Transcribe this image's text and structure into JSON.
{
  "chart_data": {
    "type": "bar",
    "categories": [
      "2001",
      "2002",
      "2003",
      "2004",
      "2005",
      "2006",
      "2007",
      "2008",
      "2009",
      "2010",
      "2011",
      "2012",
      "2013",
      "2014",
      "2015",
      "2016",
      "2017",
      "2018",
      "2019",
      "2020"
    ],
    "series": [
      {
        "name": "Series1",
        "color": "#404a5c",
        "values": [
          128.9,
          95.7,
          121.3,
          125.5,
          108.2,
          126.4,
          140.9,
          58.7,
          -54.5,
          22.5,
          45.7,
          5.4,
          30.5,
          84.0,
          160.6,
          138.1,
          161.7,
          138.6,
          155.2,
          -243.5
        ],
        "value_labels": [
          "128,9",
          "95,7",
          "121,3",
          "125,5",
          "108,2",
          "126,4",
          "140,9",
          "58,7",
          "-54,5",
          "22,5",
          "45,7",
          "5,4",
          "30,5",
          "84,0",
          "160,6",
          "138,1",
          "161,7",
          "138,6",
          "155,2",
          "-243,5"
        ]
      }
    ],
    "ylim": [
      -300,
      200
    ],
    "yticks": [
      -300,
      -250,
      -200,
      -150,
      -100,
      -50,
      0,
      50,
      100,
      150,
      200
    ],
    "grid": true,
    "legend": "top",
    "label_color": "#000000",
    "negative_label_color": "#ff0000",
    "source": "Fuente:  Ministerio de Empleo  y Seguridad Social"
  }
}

* Aim of the exercise: Extract all lines as given.

* Problem solution:
Transcribe this image's text and structure into JSON.
{
  "chart_data": {
    "type": "bar",
    "categories": [
      "2001",
      "2002",
      "2003",
      "2004",
      "2005",
      "2006",
      "2007",
      "2008",
      "2009",
      "2010",
      "2011",
      "2012",
      "2013",
      "2014",
      "2015",
      "2016",
      "2017",
      "2018",
      "2019",
      "2020"
    ],
    "series": [
      {
        "name": "Series1",
        "color": "#404a5c",
        "values": [
          128.9,
          95.7,
          121.3,
          125.5,
          108.2,
          126.4,
          140.9,
          58.7,
          -54.5,
          22.5,
          45.7,
          5.4,
          30.5,
          84.0,
          160.6,
          138.1,
          161.7,
          138.6,
          155.2,
          -243.5
        ],
        "value_labels": [
          "128,9",
          "95,7",
          "121,3",
          "125,5",
          "108,2",
          "126,4",
          "140,9",
          "58,7",
          "-54,5",
          "22,5",
          "45,7",
          "5,4",
          "30,5",
          "84,0",
          "160,6",
          "138,1",
          "161,7",
          "138,6",
          "155,2",
          "-243,5"
        ]
      }
    ],
    "ylim": [
      -300,
      200
    ],
    "yticks": [
      -300,
      -250,
      -200,
      -150,
      -100,
      -50,
      0,
      50,
      100,
      150,
      200
    ],
    "grid": true,
    "legend": "top",
    "label_color": "#000000",
    "negative_label_color": "#ff0000",
    "source": "Fuente:  Ministerio de Empleo  y Seguridad Social"
  }
}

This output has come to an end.